Requirement: What lines of the listing below contain the word "November"? Copy each of them out.

** Source material follows **

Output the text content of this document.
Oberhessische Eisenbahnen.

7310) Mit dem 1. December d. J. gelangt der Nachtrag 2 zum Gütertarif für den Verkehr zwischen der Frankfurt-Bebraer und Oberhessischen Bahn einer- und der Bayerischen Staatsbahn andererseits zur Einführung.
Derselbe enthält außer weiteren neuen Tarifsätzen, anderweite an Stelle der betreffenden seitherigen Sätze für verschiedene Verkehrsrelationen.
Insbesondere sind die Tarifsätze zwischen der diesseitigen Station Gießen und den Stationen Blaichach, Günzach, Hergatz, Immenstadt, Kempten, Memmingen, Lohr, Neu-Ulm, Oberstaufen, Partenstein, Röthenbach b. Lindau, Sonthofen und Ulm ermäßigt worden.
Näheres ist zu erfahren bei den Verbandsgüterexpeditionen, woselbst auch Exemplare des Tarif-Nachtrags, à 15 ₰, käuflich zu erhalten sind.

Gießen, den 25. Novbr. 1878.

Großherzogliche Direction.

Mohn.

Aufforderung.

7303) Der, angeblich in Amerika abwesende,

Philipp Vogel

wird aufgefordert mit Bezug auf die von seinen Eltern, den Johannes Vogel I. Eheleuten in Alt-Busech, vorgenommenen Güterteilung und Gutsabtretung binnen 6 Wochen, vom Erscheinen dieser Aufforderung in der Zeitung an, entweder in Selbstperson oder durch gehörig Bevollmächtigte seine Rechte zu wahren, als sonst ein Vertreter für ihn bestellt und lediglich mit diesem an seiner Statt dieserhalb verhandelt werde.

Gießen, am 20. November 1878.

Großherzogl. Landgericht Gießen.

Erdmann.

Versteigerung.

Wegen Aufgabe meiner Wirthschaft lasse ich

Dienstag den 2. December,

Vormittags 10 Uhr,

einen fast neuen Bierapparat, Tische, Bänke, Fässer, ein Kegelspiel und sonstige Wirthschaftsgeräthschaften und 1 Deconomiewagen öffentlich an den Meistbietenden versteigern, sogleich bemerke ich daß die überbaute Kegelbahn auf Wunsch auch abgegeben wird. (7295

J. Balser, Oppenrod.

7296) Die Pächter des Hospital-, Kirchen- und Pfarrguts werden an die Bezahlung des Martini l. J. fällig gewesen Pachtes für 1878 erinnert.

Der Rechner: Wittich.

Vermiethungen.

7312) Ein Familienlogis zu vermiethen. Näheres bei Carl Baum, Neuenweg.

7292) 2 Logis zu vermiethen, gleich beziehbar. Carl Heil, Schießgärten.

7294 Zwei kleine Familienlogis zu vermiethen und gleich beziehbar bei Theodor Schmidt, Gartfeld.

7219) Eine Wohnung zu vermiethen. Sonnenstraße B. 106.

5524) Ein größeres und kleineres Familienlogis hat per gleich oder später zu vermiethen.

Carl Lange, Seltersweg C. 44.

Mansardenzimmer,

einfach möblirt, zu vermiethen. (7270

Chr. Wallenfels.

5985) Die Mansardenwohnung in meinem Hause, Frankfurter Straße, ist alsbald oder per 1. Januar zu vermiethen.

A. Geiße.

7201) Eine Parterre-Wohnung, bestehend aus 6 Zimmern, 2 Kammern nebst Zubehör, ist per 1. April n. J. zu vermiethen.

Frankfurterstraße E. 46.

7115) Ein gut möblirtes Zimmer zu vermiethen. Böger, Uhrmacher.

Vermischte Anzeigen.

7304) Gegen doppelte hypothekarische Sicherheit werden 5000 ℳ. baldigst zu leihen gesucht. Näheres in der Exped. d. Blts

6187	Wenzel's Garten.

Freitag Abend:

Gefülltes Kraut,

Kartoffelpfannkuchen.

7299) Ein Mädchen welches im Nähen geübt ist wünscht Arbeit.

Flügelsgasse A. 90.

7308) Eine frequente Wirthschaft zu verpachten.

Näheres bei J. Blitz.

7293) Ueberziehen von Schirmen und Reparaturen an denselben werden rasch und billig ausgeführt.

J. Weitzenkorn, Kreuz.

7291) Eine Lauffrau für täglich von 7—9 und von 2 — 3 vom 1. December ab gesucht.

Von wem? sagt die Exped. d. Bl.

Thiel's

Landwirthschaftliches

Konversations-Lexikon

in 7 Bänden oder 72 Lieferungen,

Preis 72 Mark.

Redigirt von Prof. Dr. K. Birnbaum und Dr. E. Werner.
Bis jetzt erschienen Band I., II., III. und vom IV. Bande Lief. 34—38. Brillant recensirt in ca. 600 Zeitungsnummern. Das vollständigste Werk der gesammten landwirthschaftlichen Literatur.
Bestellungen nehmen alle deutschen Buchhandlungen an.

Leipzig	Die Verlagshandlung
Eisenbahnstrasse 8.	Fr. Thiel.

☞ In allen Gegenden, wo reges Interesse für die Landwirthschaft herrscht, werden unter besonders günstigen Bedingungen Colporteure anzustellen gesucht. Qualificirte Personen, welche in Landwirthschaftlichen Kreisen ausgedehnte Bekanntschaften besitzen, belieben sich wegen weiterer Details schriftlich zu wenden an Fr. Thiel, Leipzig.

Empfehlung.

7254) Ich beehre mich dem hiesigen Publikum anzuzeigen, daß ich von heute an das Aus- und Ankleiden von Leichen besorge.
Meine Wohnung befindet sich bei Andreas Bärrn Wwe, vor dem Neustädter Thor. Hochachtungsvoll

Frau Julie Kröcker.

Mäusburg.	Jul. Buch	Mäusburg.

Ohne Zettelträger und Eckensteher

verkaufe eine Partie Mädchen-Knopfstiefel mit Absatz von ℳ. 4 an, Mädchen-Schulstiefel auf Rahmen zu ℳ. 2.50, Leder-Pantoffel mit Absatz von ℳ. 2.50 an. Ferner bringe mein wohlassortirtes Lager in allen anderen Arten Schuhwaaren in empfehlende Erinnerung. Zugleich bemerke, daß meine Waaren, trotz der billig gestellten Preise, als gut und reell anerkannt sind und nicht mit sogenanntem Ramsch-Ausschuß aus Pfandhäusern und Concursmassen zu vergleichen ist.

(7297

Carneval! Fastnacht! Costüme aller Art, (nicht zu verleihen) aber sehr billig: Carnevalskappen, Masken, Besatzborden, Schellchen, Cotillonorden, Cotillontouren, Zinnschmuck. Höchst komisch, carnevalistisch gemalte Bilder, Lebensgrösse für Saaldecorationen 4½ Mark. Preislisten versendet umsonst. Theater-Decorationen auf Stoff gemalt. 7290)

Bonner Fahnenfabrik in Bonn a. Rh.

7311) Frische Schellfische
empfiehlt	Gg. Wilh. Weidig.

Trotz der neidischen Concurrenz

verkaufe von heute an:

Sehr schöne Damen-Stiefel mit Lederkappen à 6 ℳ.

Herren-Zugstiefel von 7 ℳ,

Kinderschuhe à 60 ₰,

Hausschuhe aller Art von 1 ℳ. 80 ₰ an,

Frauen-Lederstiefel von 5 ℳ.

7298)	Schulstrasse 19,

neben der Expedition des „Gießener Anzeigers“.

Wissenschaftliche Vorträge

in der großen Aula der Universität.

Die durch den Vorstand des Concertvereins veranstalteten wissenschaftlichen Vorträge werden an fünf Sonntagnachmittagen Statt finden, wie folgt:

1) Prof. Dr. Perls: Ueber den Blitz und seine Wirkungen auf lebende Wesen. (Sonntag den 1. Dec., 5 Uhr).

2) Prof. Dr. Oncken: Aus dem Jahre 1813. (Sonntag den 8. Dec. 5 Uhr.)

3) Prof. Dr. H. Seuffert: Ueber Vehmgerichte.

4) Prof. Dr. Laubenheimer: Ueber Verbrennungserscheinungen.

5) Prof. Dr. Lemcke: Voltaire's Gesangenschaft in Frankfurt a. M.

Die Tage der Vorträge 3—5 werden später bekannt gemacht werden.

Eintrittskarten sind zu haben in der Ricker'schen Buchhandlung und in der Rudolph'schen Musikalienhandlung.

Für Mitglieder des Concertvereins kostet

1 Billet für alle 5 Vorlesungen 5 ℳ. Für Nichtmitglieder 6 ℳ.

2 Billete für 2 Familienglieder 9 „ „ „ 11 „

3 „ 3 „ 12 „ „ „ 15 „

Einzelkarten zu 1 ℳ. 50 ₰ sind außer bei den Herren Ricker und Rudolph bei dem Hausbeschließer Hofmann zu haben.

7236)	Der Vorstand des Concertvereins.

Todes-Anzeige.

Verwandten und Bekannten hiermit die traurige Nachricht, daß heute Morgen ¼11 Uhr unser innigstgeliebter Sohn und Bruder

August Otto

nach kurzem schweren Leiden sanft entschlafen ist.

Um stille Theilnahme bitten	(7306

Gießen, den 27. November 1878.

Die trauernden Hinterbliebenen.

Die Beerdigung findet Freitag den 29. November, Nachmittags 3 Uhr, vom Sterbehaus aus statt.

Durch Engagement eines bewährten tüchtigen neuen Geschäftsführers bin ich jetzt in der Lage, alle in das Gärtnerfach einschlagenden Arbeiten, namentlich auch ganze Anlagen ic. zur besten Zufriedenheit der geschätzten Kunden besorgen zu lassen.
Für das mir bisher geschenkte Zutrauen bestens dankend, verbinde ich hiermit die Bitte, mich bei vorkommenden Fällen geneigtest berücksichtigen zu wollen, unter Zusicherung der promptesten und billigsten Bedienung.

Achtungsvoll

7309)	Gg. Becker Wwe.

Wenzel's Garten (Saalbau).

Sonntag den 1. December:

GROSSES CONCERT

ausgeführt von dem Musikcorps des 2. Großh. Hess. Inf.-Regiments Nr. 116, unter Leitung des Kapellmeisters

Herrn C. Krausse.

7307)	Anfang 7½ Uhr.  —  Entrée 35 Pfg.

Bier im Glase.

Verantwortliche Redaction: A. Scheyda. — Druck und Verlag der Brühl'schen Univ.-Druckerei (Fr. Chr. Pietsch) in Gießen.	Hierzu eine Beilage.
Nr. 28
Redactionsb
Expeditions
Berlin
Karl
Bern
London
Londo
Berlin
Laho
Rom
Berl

** End of Source material **

Solution:
Gießen, am 20. November 1878.
Gießen, den 27. November 1878.
Die Beerdigung findet Freitag den 29. November, Nachmittags 3 Uhr, vom Sterbehaus aus statt.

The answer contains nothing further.